* 元の文章:
"""

小さいころから「学力をつけなきゃ」「いい成績をとらなきゃ」
と言われ続ける子どもたち。
確かに、読み書きそろばんは大切です。
でも、私は障害のある子どもとともに生きてきて、心から思うのです。
社会で本当に必要なのは、「正解を出す力」ではなく、
「感じ取る力」「つながる力」だと・・・
私は長年、知的障がいのある娘とともに歩みながら、
子どもたちの育ちや支援に向き合ってきました。
そして痛感しているのが・・・
「読解力」や「国語力」は、単なる学習で身につくものじゃないということ・・・
たとえば、AI。
こうして私も今、AIと対話をしながら・・・
自分の想いや考えを言葉にする練習をしています。
それって、まさに「伝える力」「感じる力」「言葉を編む力」なんですよね。
私は幼いころから、本をたくさん読んできました。
読む本の「冊数」もそれなりに多かったけれど、何よりも大切にしてきたのは、
「好きな本を何度も読む」こと。
登場人物の気持ちに寄り添ったり、
自分だったらどうするかな?って想像してみたり、
「ああ、このときこの人、泣きたかったんじゃないかな」
って感情を深堀りしたり…。
そうやって“心で読む”経験を重ねてきたことが、
今まさに、社会で「人と向き合う仕事」をしている自分に、何より役立っています。
子どもたちに身につけてほしいのは、
「誰かの痛みを感じられる力」
「目の前の人に“どう言えば伝わるか”を考える力」
そして「言葉を、自分のものとして育てていく力」。
それって、教科書では教えられないし・・・テストでも測れない。
でも確かに、生きていく上で“一生モノ”の力になります。
障がい児者との出会いを通して私は、
「目に見えるものがすべてじゃない」こと、
「言葉にしづらい思いほど、受け止める力が問われる」ことを学びました。
そして今、自分の子育てや支援の現場で、
その「見えない力」を育てる関わりを大切にしています。
今、AIとこうして対話できる時代だからこそ、
「人としての読み解く力」や「つながる力」の重要性を
もっと、子どもたちや親御さんたちに伝えていけたらと思っています。

"""

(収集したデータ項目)
"""

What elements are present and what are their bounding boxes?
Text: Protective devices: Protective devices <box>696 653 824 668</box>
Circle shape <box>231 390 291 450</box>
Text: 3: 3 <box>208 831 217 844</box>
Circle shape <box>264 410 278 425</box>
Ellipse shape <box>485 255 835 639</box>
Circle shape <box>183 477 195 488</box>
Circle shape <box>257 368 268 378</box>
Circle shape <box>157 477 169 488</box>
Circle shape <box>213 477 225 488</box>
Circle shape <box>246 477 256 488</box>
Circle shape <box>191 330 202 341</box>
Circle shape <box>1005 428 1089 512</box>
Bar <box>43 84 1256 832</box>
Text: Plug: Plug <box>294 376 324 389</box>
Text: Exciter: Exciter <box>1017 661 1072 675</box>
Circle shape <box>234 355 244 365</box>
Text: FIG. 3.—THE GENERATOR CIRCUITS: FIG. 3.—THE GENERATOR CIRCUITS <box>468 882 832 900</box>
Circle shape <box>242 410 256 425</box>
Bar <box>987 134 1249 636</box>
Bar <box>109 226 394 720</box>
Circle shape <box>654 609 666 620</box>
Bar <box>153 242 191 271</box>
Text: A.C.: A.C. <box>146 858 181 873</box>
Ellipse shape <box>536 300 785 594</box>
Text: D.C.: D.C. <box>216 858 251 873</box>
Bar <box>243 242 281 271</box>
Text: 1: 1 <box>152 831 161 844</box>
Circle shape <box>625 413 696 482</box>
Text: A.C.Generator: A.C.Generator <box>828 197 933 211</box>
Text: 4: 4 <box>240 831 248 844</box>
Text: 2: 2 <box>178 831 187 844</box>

"""

* 作成内容: 「感じ取る力」と読解力について書かれた元の文章を、最後の一文の後から書き継いでください。 データはこの作業には関係しません。

* 回答:
それが、未来の「生きる力」になると信じているから。
今の子どもたちは、便利なツールや情報に囲まれて育っています。
けれど、「正解を探す」ことばかりに慣れてしまって、
「どう感じたか」「自分はどうしたいか」を言葉にすることが・・・
実はとても難しくなっているように感じます。
たとえば、「この文章の筆者の気持ちを答えなさい」という問題。
それは“正しい答え”があるようでいて・・・本当は「あなたは、どう受け取った?」
が問われているはずなのです。
障がいのある子どもたちと関わる中で、言葉にならない想いをくみ取ったり、
行間にある“その子の世界”を想像したりする時間は、
私にとって何より大切な学びの時間でした。
そして今、私は子どもたちにも、
「自分の心に気づいて、それを言葉にできる力」を育ててほしいと願っています。
それは、社会の中で誰かと関わる時、
一人で迷ったり、誰かに支えられたりしながらも、
自分の足で生きていくための、芯になる力だから・・・
だからこそ私は、
「読む」こと、「感じる」こと、「伝える」ことの尊さを、
これからも子どもたちや親御さんたちに伝えていきたいと思っています。
それはきっと、どんな時代になっても色あせない、「人としての力」だから。